- [Working data]:
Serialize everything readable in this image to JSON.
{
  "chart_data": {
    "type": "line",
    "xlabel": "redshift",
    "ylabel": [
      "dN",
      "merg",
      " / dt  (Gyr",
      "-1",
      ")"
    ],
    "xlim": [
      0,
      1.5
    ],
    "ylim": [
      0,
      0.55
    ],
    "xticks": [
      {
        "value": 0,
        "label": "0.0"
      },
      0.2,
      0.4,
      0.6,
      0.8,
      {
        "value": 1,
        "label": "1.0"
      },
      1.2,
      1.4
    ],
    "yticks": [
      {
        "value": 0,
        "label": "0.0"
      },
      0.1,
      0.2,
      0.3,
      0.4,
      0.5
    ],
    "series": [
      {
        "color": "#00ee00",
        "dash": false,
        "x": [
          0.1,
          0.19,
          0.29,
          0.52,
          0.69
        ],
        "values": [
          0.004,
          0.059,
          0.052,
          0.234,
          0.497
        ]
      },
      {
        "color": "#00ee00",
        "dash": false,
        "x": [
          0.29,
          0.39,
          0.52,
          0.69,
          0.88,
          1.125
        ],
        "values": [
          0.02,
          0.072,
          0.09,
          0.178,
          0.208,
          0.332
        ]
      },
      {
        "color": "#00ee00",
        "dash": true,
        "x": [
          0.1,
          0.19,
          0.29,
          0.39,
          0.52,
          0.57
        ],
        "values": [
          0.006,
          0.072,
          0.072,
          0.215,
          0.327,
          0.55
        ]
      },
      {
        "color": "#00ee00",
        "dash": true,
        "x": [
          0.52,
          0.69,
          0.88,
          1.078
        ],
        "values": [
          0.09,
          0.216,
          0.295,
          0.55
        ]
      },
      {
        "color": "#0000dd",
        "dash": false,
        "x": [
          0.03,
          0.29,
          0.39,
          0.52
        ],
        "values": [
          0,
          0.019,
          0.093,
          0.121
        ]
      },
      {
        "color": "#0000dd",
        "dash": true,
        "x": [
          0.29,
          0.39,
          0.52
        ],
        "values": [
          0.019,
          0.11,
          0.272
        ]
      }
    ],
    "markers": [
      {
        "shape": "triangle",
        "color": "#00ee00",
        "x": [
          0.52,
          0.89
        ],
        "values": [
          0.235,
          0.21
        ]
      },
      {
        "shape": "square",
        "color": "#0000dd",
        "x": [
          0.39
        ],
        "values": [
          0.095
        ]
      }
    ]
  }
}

- [Prompt]: Repeat every entry word for word.

- [Response to the task]:
Serialize everything readable in this image to JSON.
{
  "chart_data": {
    "type": "line",
    "xlabel": "redshift",
    "ylabel": [
      "dN",
      "merg",
      " / dt  (Gyr",
      "-1",
      ")"
    ],
    "xlim": [
      0,
      1.5
    ],
    "ylim": [
      0,
      0.55
    ],
    "xticks": [
      {
        "value": 0,
        "label": "0.0"
      },
      0.2,
      0.4,
      0.6,
      0.8,
      {
        "value": 1,
        "label": "1.0"
      },
      1.2,
      1.4
    ],
    "yticks": [
      {
        "value": 0,
        "label": "0.0"
      },
      0.1,
      0.2,
      0.3,
      0.4,
      0.5
    ],
    "series": [
      {
        "color": "#00ee00",
        "dash": false,
        "x": [
          0.1,
          0.19,
          0.29,
          0.52,
          0.69
        ],
        "values": [
          0.004,
          0.059,
          0.052,
          0.234,
          0.497
        ]
      },
      {
        "color": "#00ee00",
        "dash": false,
        "x": [
          0.29,
          0.39,
          0.52,
          0.69,
          0.88,
          1.125
        ],
        "values": [
          0.02,
          0.072,
          0.09,
          0.178,
          0.208,
          0.332
        ]
      },
      {
        "color": "#00ee00",
        "dash": true,
        "x": [
          0.1,
          0.19,
          0.29,
          0.39,
          0.52,
          0.57
        ],
        "values": [
          0.006,
          0.072,
          0.072,
          0.215,
          0.327,
          0.55
        ]
      },
      {
        "color": "#00ee00",
        "dash": true,
        "x": [
          0.52,
          0.69,
          0.88,
          1.078
        ],
        "values": [
          0.09,
          0.216,
          0.295,
          0.55
        ]
      },
      {
        "color": "#0000dd",
        "dash": false,
        "x": [
          0.03,
          0.29,
          0.39,
          0.52
        ],
        "values": [
          0,
          0.019,
          0.093,
          0.121
        ]
      },
      {
        "color": "#0000dd",
        "dash": true,
        "x": [
          0.29,
          0.39,
          0.52
        ],
        "values": [
          0.019,
          0.11,
          0.272
        ]
      }
    ],
    "markers": [
      {
        "shape": "triangle",
        "color": "#00ee00",
        "x": [
          0.52,
          0.89
        ],
        "values": [
          0.235,
          0.21
        ]
      },
      {
        "shape": "square",
        "color": "#0000dd",
        "x": [
          0.39
        ],
        "values": [
          0.095
        ]
      }
    ]
  }
}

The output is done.